**** Trecho selecionado

Realmente seria bom se todos os finais desta passagem por aqui fossem calmas e tranqüilas, como uma espécie de prêmio por tudo aquilo que passamos enquanto durou nossa jornada. Nem sempre é assim, e talvez seja essa dúvida um dos motivos pelos quais a vida é tão interessante de ser vivida.

Depois de tudo isso, gostaria de acrescentar que não consigo entender o comportamento de muitas pessoas em relação à vida, tratando-a como algo descartável, fútil e sem nenhum valor pessoal. Também não entendo por que uns se consideram mais do que outros... por quê? Significa muito, por exemplo, ter apenas roupas de grife, tênis importados, carrões do ano, muito dinheiro, posição social e – a lástima das lástimas – ser arrogante a ponto de humilhar aqueles mais simples, aqueles mais honestos, aqueles que sabem o que vieram fazer aqui? Para essa gente, significa sim, o que é uma pena. Até o dia – e sempre há um dia – em que algo acontece em suas vidas, mudando completamente tudo aquilo em que sempre acreditaram, exaltaram e praticaram. Até o dia em que o tempo começa a ditar suas mais impiedosas regras e normas, levando-as ao estado letal da transformação, da dependência e do olhar perdido no tempo e no espaço.

********
**** Conjunto de itens

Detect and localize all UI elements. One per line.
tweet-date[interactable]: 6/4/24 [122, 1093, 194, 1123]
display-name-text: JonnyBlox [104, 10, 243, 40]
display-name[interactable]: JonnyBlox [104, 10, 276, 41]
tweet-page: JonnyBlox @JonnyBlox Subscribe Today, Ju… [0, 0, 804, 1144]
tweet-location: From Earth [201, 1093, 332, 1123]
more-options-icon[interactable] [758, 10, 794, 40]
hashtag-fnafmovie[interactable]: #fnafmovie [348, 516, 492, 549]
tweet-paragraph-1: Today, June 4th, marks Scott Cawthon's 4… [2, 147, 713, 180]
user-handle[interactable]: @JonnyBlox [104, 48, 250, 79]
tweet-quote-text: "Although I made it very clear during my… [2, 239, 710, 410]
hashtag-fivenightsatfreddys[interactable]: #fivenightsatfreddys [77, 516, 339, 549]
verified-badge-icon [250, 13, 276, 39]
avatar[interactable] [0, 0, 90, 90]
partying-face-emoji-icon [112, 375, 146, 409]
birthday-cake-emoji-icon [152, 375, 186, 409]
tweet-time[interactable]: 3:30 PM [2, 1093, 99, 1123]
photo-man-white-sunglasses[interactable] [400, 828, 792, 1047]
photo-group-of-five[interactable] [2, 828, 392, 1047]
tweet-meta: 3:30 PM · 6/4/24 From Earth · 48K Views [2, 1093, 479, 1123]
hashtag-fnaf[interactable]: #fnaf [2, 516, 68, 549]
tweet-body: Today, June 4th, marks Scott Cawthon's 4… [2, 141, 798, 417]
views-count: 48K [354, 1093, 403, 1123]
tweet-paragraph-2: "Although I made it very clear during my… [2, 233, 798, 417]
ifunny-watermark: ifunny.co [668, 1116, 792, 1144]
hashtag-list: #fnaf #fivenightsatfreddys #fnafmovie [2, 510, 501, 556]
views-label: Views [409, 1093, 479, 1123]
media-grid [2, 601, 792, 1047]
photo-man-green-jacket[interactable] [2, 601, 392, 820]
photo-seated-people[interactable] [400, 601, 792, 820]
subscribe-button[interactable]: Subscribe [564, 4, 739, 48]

********

O que se pede: De acordo com o trecho sobre o valor da vida, como muitas pessoas tratam a vida? Os itens não têm qualquer papel neste exercício.

Resultado do exercício: Como algo descartável, fútil e sem nenhum valor pessoal.